• **SET EXERCISE**: Find each line with "name" and copy it.

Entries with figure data

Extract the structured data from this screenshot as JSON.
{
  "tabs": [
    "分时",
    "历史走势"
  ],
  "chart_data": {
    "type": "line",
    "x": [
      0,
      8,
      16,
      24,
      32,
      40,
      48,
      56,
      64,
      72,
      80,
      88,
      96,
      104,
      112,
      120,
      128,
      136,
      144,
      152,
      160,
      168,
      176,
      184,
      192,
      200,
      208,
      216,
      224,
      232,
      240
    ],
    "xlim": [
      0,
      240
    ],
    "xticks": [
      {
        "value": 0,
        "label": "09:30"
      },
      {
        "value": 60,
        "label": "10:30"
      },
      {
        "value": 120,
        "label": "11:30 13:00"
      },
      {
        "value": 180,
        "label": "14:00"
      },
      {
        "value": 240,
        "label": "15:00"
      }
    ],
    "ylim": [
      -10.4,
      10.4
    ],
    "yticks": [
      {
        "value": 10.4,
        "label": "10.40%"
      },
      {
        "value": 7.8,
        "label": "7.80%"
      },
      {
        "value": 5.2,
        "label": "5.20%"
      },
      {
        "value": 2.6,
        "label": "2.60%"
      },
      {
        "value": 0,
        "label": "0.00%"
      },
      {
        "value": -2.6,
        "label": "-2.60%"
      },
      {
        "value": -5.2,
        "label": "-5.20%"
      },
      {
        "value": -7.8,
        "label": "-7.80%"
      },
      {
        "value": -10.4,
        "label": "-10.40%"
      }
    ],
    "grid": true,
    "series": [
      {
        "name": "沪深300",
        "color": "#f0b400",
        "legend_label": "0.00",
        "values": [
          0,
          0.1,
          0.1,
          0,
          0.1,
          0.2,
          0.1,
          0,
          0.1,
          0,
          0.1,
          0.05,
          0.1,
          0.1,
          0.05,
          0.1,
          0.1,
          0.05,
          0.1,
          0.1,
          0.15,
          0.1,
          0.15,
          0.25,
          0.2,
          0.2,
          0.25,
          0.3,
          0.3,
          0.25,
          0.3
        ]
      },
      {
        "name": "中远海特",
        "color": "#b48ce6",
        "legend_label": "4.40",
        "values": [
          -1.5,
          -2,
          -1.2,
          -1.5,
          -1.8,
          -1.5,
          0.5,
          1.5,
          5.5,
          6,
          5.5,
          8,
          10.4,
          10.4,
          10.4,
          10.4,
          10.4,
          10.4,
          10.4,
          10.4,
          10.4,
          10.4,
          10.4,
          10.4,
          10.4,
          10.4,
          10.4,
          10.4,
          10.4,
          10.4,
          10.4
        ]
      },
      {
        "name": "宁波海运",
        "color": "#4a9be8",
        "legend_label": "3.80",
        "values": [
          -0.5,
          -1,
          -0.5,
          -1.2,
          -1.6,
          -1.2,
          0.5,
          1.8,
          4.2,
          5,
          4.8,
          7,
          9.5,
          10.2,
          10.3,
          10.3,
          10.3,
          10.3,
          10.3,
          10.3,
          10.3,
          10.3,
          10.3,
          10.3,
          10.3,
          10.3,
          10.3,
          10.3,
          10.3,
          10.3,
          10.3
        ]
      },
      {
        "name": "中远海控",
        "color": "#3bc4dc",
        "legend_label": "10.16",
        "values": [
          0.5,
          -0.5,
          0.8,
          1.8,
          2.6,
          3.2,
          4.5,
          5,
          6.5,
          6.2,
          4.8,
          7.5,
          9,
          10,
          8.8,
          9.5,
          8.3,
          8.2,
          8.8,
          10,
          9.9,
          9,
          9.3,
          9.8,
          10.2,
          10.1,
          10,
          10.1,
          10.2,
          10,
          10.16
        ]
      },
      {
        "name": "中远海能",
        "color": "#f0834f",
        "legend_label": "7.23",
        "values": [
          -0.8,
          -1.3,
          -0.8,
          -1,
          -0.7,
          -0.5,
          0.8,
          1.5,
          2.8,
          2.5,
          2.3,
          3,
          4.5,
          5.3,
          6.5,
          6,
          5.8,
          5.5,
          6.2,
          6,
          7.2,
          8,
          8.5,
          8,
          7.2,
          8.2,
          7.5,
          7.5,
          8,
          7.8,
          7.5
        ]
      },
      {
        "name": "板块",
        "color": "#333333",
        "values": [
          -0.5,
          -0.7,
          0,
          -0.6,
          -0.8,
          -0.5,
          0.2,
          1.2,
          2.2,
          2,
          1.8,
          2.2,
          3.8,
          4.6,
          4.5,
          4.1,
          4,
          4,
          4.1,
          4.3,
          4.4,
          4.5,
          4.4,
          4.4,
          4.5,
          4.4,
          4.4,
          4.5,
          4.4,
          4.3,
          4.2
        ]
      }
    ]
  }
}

• **SOLUTION TO THE EXERCISE**:
        "name": "沪深300",
        "name": "中远海特",
        "name": "宁波海运",
        "name": "中远海控",
        "name": "中远海能",
        "name": "板块",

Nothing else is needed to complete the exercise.